Report each line of the data that has "text" somewhere in it.

▬▬▬▬▬▬▬▬▬▬

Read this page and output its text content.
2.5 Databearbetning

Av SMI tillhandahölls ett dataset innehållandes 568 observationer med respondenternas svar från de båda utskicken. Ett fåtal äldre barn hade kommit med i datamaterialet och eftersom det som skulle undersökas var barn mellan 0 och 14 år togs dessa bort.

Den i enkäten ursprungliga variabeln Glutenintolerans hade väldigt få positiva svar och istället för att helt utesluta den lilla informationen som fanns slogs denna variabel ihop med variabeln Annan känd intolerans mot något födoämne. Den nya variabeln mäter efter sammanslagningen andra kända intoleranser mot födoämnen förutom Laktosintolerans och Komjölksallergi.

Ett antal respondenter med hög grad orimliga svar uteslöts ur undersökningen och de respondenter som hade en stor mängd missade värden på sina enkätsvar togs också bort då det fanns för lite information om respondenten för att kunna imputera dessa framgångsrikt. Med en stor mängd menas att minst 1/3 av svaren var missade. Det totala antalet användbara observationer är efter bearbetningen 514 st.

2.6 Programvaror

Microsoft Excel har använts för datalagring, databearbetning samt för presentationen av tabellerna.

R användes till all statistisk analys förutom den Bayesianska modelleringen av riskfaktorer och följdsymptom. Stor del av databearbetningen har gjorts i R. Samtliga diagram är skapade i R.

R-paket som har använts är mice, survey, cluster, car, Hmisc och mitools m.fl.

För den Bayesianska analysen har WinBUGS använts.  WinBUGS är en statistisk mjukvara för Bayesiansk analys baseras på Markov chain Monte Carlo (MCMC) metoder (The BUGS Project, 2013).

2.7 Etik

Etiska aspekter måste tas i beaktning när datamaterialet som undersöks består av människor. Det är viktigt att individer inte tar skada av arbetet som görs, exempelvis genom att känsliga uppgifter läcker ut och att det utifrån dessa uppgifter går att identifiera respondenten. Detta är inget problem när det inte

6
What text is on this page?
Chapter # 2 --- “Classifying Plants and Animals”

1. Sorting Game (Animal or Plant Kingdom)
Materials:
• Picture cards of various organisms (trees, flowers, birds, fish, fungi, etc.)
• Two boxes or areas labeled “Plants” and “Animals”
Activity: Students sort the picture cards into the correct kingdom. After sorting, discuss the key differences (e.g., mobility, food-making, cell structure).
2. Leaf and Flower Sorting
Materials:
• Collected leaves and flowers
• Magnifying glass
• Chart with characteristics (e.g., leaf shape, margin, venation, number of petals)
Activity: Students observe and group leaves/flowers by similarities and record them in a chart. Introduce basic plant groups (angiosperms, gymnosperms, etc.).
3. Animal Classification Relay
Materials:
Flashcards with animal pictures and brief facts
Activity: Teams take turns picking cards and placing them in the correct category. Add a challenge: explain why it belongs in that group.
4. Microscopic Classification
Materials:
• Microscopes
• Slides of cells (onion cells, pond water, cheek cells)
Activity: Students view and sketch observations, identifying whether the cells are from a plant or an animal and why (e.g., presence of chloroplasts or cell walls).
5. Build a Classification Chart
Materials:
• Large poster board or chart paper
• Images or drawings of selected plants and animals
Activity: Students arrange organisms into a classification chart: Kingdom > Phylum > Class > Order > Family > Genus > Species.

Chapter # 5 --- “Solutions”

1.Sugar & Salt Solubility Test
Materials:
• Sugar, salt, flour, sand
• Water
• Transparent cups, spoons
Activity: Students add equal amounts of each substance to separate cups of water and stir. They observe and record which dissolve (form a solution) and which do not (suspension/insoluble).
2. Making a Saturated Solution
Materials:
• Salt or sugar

▬▬▬▬▬▬▬▬▬▬

**WRITTEN RESPONSE**:
Read this page and output its text content.
What text is on this page?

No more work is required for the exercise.